**EXERCISE**
Reproduce each of the following entries word for word, leaving out the pictures.

**DATA PROVIDED**
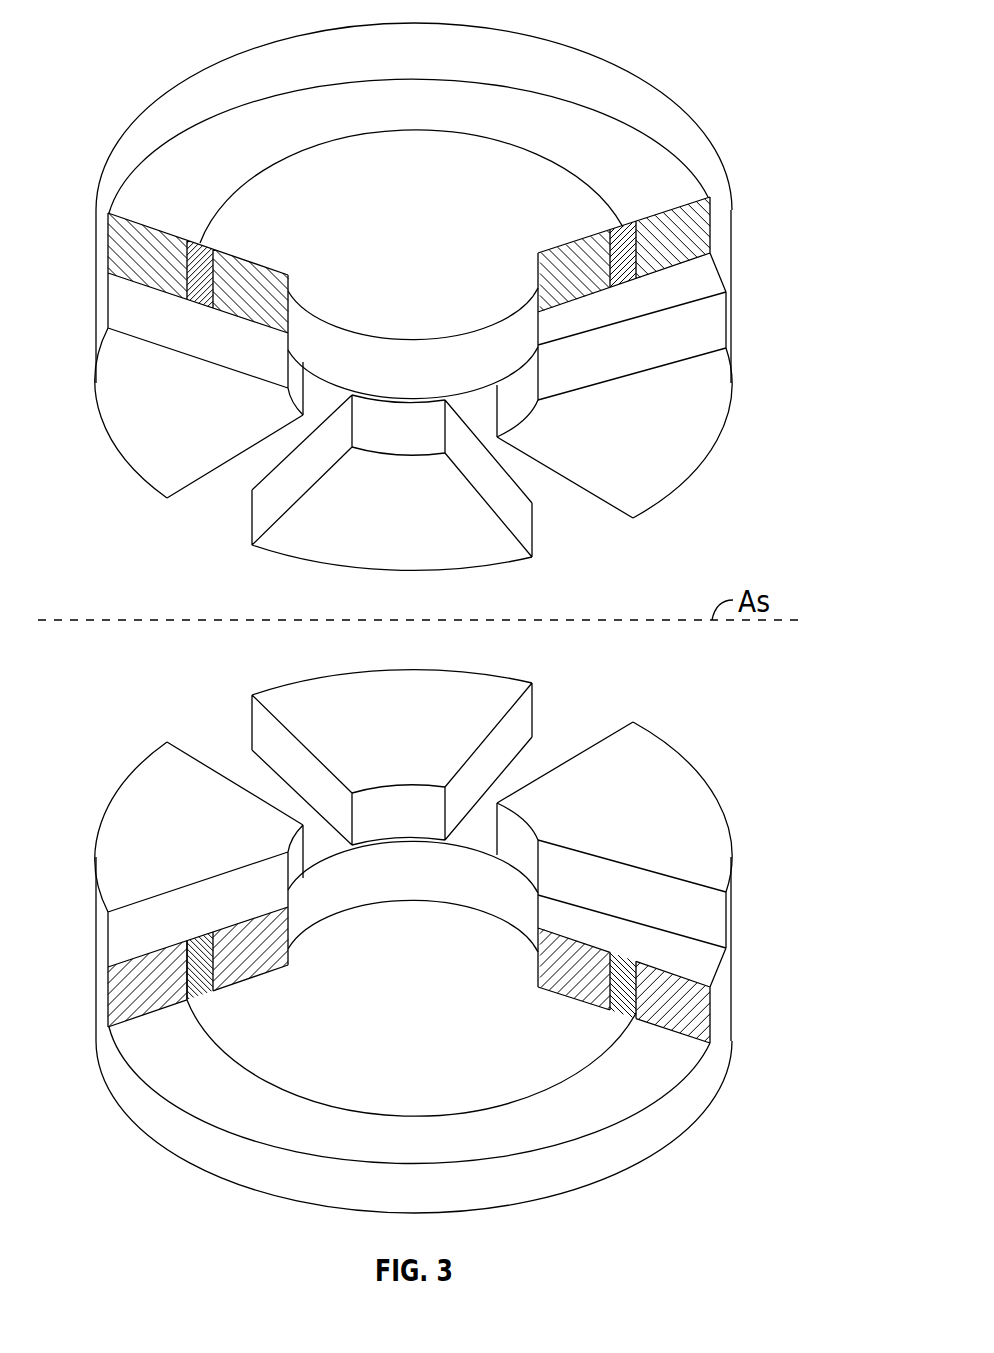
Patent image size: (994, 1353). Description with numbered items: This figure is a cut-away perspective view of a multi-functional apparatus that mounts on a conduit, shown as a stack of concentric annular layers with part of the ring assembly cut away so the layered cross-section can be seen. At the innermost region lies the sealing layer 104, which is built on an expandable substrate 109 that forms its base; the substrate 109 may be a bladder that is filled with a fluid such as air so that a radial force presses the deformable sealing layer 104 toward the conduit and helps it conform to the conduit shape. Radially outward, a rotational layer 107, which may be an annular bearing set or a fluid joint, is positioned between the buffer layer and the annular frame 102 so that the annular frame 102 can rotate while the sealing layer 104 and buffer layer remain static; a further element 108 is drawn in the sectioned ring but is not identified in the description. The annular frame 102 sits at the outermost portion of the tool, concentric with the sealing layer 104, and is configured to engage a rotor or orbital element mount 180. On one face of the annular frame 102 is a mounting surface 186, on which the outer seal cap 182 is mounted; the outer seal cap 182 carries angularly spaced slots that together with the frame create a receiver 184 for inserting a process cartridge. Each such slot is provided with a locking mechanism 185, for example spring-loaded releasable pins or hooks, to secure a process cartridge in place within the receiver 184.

The annular frame 102 is at (700, 1022).
The sealing layer 104 is at (268, 938).
The rotational layer 107 is at (205, 988).
The spacer 108 is at (610, 968).
The expandable substrate 109 is at (262, 952).
The orbital element mount 180 is at (706, 1067).
The outer seal cap 182 is at (736, 898).
The receiver 184 is at (233, 749).
The locking mechanism 185 is at (520, 716).
The mounting surface 186 is at (706, 952).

**FINAL RESULT**
Patent image size: (994, 1353). Description with numbered items: This figure is a cut-away perspective view of a multi-functional apparatus that mounts on a conduit, shown as a stack of concentric annular layers with part of the ring assembly cut away so the layered cross-section can be seen. At the innermost region lies the sealing layer 104, which is built on an expandable substrate 109 that forms its base; the substrate 109 may be a bladder that is filled with a fluid such as air so that a radial force presses the deformable sealing layer 104 toward the conduit and helps it conform to the conduit shape. Radially outward, a rotational layer 107, which may be an annular bearing set or a fluid joint, is positioned between the buffer layer and the annular frame 102 so that the annular frame 102 can rotate while the sealing layer 104 and buffer layer remain static; a further element 108 is drawn in the sectioned ring but is not identified in the description. The annular frame 102 sits at the outermost portion of the tool, concentric with the sealing layer 104, and is configured to engage a rotor or orbital element mount 180. On one face of the annular frame 102 is a mounting surface 186, on which the outer seal cap 182 is mounted; the outer seal cap 182 carries angularly spaced slots that together with the frame create a receiver 184 for inserting a process cartridge. Each such slot is provided with a locking mechanism 185, for example spring-loaded releasable pins or hooks, to secure a process cartridge in place within the receiver 184.

The annular frame 102 is at (700, 1022).
The sealing layer 104 is at (268, 938).
The rotational layer 107 is at (205, 988).
The spacer 108 is at (610, 968).
The expandable substrate 109 is at (262, 952).
The orbital element mount 180 is at (706, 1067).
The outer seal cap 182 is at (736, 898).
The receiver 184 is at (233, 749).
The locking mechanism 185 is at (520, 716).
The mounting surface 186 is at (706, 952).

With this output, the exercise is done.